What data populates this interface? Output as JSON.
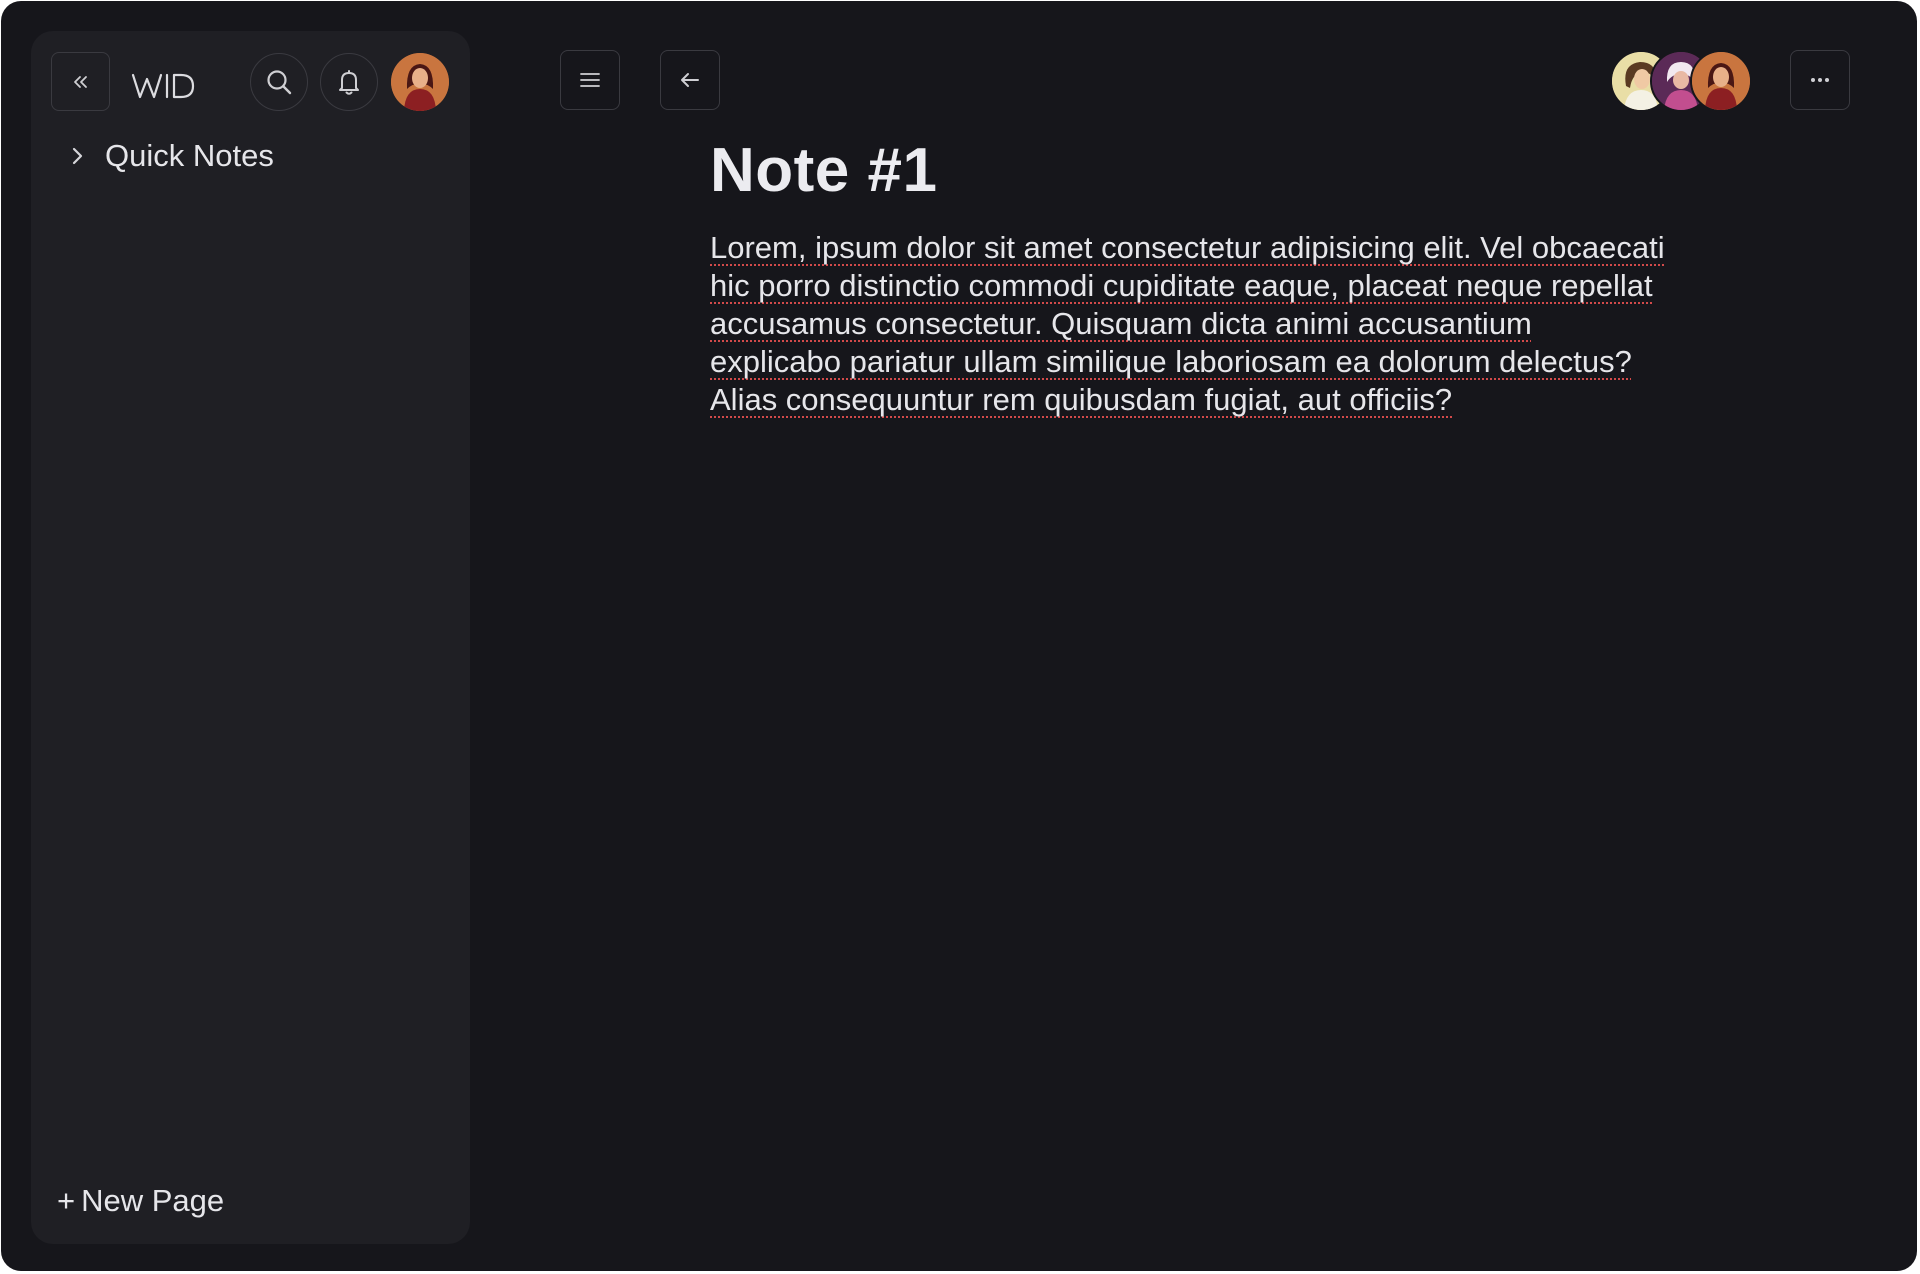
{
  "app": {
    "logo_text": "WID"
  },
  "sidebar": {
    "collapse_icon": "double-chevron-left-icon",
    "search_icon": "search-icon",
    "notifications_icon": "bell-icon",
    "tree": [
      {
        "label": "Quick Notes",
        "icon": "chevron-right-icon"
      }
    ],
    "new_page": {
      "plus": "+",
      "label": "New Page"
    }
  },
  "toolbar": {
    "menu_icon": "hamburger-menu-icon",
    "back_icon": "arrow-left-icon",
    "more_icon": "more-horizontal-icon"
  },
  "collaborators": {
    "count": 3
  },
  "document": {
    "title": "Note #1",
    "body": "Lorem, ipsum dolor sit amet consectetur adipisicing elit. Vel obcaecati hic porro distinctio commodi cupiditate eaque, placeat neque repellat accusamus consectetur. Quisquam dicta animi accusantium explicabo pariatur ullam similique laboriosam ea dolorum delectus? Alias consequuntur rem quibusdam fugiat, aut officiis?"
  },
  "colors": {
    "background": "#16161b",
    "sidebar": "#1f1f24",
    "text": "#e6e6ea",
    "spellcheck": "#d24a4a"
  }
}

Work to do
Could you reproduce every record above exactly, leaving out the pictures?

Full response
What data populates this interface? Output as JSON.
{
  "app": {
    "logo_text": "WID"
  },
  "sidebar": {
    "collapse_icon": "double-chevron-left-icon",
    "search_icon": "search-icon",
    "notifications_icon": "bell-icon",
    "tree": [
      {
        "label": "Quick Notes",
        "icon": "chevron-right-icon"
      }
    ],
    "new_page": {
      "plus": "+",
      "label": "New Page"
    }
  },
  "toolbar": {
    "menu_icon": "hamburger-menu-icon",
    "back_icon": "arrow-left-icon",
    "more_icon": "more-horizontal-icon"
  },
  "collaborators": {
    "count": 3
  },
  "document": {
    "title": "Note #1",
    "body": "Lorem, ipsum dolor sit amet consectetur adipisicing elit. Vel obcaecati hic porro distinctio commodi cupiditate eaque, placeat neque repellat accusamus consectetur. Quisquam dicta animi accusantium explicabo pariatur ullam similique laboriosam ea dolorum delectus? Alias consequuntur rem quibusdam fugiat, aut officiis?"
  },
  "colors": {
    "background": "#16161b",
    "sidebar": "#1f1f24",
    "text": "#e6e6ea",
    "spellcheck": "#d24a4a"
  }
}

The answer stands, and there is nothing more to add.